■ Problem: Each line containing the word "color" must be reported.

■ Provided records:
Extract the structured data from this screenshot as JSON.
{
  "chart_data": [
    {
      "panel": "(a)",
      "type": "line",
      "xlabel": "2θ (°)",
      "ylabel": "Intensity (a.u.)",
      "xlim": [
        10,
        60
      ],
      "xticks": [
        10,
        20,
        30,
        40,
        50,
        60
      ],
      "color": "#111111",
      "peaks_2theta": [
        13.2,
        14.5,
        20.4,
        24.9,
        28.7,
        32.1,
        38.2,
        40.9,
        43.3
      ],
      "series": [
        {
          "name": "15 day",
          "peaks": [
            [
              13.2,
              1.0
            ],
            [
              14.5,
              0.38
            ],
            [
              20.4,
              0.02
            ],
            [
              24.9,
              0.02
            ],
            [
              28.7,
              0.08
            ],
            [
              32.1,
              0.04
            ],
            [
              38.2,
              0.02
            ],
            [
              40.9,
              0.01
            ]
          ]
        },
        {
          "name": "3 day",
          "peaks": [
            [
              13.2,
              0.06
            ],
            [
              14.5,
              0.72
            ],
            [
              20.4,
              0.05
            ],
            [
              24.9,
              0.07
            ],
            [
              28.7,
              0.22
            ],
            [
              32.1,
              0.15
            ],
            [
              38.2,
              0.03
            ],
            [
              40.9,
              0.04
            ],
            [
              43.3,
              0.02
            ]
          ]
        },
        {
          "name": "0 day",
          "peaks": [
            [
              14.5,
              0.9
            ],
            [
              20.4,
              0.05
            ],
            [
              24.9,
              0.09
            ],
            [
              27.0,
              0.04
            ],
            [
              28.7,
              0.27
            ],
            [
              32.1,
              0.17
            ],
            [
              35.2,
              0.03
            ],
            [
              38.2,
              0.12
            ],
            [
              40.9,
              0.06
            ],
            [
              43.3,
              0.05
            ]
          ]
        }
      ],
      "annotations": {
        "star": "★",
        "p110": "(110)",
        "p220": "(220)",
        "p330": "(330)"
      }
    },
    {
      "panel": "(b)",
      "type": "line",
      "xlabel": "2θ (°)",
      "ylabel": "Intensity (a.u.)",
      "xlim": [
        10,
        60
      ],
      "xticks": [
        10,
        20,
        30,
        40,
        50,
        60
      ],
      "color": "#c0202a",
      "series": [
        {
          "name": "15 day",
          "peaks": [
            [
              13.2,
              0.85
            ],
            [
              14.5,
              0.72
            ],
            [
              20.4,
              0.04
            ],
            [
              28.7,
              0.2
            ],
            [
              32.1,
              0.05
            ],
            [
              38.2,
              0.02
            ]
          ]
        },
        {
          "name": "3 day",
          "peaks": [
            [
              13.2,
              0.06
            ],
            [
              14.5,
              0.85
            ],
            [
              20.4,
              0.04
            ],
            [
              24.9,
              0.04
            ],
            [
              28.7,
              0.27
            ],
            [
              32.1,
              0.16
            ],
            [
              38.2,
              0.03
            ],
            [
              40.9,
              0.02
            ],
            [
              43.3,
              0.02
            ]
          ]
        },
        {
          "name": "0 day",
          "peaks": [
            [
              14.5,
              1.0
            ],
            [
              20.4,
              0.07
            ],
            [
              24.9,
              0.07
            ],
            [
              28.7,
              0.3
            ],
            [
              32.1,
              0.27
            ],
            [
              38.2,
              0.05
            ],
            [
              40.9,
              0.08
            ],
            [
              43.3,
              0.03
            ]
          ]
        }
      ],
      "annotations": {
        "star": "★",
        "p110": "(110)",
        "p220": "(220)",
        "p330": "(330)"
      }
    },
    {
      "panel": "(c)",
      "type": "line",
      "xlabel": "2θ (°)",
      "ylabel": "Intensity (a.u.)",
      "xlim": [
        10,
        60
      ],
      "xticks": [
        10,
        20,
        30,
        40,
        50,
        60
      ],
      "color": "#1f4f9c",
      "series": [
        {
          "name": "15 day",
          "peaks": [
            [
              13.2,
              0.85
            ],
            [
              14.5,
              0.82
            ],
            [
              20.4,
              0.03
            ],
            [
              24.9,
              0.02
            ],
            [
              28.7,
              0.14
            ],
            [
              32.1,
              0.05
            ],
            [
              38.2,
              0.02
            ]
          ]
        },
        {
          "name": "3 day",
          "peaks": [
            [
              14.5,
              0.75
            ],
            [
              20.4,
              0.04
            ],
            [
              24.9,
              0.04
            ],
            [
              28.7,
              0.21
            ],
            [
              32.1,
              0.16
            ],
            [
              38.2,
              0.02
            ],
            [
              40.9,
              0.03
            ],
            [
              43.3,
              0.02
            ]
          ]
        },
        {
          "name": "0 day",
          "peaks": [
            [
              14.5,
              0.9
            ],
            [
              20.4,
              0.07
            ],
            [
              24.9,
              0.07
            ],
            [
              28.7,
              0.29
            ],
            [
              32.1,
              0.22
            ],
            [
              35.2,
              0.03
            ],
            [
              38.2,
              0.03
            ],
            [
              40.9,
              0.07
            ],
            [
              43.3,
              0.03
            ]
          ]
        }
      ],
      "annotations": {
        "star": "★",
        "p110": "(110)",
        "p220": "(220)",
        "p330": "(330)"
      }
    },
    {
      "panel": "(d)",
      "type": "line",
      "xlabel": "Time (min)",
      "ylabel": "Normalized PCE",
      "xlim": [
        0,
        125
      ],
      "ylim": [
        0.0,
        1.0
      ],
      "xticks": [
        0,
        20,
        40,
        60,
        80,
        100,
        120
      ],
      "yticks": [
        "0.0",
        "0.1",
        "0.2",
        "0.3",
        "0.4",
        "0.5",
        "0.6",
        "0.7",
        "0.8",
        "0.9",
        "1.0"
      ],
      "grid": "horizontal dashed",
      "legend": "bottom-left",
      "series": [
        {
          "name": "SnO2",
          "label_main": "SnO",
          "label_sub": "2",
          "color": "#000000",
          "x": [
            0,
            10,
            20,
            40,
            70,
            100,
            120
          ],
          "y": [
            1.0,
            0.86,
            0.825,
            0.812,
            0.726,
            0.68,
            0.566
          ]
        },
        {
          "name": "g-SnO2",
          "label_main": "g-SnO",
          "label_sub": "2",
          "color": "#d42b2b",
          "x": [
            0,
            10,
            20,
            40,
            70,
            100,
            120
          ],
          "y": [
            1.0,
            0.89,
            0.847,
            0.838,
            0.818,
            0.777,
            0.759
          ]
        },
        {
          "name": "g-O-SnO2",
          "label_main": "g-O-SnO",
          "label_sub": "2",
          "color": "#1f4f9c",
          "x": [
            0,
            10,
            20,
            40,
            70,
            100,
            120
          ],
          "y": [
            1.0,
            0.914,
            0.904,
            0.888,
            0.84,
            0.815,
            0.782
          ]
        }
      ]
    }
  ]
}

■ Written response:
      "color": "#111111",
      "color": "#c0202a",
      "color": "#1f4f9c",
          "color": "#000000",
          "color": "#d42b2b",
          "color": "#1f4f9c",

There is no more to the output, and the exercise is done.